# start of Provided data

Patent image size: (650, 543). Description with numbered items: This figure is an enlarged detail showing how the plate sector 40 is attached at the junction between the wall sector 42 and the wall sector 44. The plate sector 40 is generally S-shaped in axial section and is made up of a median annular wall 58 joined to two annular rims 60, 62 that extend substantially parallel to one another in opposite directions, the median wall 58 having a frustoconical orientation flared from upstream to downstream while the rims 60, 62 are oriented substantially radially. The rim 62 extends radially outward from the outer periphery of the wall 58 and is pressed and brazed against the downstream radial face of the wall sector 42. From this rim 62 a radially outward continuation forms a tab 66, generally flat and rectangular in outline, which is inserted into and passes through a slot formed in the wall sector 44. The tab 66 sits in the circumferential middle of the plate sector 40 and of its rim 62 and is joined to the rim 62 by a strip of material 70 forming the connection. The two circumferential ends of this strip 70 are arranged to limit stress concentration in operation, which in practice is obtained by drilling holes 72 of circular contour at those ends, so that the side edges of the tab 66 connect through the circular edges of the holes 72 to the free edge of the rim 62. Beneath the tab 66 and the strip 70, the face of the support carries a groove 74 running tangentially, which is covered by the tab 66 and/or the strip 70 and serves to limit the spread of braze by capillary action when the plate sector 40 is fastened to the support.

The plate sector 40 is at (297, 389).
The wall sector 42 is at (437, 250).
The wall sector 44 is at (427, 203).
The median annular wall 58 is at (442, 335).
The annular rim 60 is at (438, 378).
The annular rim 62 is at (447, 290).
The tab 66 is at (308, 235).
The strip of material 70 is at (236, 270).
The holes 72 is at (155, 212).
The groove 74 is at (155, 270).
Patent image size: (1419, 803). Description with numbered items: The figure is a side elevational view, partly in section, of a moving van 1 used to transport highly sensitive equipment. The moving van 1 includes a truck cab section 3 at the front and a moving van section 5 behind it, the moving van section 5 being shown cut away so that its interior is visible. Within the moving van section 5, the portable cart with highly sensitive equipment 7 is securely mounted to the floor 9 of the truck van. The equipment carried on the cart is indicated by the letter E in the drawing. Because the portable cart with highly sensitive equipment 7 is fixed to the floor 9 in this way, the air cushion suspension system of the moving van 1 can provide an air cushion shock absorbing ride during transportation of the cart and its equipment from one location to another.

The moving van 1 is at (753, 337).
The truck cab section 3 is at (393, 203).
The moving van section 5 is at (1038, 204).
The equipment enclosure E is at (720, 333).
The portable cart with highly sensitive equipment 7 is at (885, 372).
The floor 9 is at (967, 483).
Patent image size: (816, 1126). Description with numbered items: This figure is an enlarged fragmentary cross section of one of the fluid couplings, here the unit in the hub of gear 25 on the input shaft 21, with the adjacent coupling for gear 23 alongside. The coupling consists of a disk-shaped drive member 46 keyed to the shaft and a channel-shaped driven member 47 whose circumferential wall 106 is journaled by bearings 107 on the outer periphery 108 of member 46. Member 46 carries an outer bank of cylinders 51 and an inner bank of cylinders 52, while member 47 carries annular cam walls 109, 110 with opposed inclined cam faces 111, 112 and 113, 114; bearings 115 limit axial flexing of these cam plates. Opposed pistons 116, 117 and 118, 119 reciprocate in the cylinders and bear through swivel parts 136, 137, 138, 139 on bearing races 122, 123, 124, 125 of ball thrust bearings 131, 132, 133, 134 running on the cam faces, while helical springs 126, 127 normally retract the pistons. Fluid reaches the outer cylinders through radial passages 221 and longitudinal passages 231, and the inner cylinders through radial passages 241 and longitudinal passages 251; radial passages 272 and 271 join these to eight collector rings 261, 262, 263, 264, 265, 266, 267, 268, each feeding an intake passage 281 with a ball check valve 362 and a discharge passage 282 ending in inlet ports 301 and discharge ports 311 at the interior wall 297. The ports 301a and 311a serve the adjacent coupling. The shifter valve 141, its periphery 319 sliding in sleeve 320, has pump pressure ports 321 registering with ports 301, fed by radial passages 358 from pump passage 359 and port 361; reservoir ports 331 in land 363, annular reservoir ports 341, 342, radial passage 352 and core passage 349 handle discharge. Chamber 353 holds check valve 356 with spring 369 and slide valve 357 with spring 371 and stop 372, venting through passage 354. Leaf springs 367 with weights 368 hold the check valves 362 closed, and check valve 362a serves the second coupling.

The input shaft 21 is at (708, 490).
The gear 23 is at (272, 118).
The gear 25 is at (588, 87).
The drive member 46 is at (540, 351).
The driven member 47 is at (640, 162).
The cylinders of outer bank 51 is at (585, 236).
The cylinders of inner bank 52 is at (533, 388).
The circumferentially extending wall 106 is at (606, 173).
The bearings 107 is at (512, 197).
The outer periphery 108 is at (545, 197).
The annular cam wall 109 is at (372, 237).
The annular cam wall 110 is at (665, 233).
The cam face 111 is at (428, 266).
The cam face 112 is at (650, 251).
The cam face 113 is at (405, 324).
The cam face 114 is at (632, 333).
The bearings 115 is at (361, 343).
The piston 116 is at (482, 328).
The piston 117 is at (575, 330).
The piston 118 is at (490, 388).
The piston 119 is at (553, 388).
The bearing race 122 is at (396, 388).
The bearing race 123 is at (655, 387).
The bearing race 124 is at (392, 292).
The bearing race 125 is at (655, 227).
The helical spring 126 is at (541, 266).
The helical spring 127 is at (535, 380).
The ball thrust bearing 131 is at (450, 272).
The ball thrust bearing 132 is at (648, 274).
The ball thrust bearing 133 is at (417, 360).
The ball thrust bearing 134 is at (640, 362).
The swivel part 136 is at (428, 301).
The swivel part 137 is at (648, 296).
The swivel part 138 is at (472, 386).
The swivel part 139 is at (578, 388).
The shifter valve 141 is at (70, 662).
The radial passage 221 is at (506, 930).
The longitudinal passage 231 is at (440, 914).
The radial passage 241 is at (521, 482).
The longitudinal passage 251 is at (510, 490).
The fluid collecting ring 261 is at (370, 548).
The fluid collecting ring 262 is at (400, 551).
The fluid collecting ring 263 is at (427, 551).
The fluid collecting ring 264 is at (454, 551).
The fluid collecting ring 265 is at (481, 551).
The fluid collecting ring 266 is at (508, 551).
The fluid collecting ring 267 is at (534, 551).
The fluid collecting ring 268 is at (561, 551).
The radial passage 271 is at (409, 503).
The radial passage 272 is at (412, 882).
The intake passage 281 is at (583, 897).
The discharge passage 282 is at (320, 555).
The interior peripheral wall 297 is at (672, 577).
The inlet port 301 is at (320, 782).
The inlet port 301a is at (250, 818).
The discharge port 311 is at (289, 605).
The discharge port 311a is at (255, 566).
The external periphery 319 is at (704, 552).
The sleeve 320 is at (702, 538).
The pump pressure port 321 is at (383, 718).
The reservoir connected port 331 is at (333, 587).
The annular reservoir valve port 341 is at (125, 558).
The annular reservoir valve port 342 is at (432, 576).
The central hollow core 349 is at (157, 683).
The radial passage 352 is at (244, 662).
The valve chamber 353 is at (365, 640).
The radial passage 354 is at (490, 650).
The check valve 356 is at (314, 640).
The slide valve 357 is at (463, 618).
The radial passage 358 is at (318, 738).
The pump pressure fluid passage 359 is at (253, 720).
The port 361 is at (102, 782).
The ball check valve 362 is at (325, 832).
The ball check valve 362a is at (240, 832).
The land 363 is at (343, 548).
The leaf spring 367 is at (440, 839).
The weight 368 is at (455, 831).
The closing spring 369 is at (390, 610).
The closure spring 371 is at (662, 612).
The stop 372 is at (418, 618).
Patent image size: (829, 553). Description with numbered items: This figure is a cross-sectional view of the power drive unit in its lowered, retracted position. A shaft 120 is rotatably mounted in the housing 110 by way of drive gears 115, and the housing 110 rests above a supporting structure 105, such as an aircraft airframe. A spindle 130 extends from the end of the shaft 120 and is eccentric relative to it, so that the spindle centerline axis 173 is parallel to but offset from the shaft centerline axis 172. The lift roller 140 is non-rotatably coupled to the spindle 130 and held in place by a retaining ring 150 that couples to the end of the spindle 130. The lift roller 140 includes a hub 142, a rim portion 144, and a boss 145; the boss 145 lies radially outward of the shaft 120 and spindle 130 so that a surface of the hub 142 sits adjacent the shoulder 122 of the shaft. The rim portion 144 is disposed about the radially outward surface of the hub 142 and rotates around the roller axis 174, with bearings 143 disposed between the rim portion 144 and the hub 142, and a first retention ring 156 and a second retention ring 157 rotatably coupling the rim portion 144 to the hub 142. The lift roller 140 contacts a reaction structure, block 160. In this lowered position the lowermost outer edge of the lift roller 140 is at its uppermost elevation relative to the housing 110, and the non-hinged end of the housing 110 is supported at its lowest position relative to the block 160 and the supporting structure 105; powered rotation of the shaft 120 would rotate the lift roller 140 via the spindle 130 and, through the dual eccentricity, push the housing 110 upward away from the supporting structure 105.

# end of Provided data

• Work required
Convert the lines above, from the first one through the line containing "The groove 74 is at (155, 270)." (both included), into a Markdown table with the columns Row and Line, numbering each row and omitting blank lines.

• Task solution
| Row | Line |
|---|---|
| 1 | Patent image size: (650, 543). Description with numbered items: This figure is an enlarged detail showing how the plate sector 40 is attached at the junction between the wall sector 42 and the wall sector 44. The plate sector 40 is generally S-shaped in axial section and is made up of a median annular wall 58 joined to two annular rims 60, 62 that extend substantially parallel to one another in opposite directions, the median wall 58 having a frustoconical orientation flared from upstream to downstream while the rims 60, 62 are oriented substantially radially. The rim 62 extends radially outward from the outer periphery of the wall 58 and is pressed and brazed against the downstream radial face of the wall sector 42. From this rim 62 a radially outward continuation forms a tab 66, generally flat and rectangular in outline, which is inserted into and passes through a slot formed in the wall sector 44. The tab 66 sits in the circumferential middle of the plate sector 40 and of its rim 62 and is joined to the rim 62 by a strip of material 70 forming the connection. The two circumferential ends of this strip 70 are arranged to limit stress concentration in operation, which in practice is obtained by drilling holes 72 of circular contour at those ends, so that the side edges of the tab 66 connect through the circular edges of the holes 72 to the free edge of the rim 62. Beneath the tab 66 and the strip 70, the face of the support carries a groove 74 running tangentially, which is covered by the tab 66 and/or the strip 70 and serves to limit the spread of braze by capillary action when the plate sector 40 is fastened to the support. |
| 2 | The plate sector 40 is at (297, 389). |
| 3 | The wall sector 42 is at (437, 250). |
| 4 | The wall sector 44 is at (427, 203). |
| 5 | The median annular wall 58 is at (442, 335). |
| 6 | The annular rim 60 is at (438, 378). |
| 7 | The annular rim 62 is at (447, 290). |
| 8 | The tab 66 is at (308, 235). |
| 9 | The strip of material 70 is at (236, 270). |
| 10 | The holes 72 is at (155, 212). |
| 11 | The groove 74 is at (155, 270). |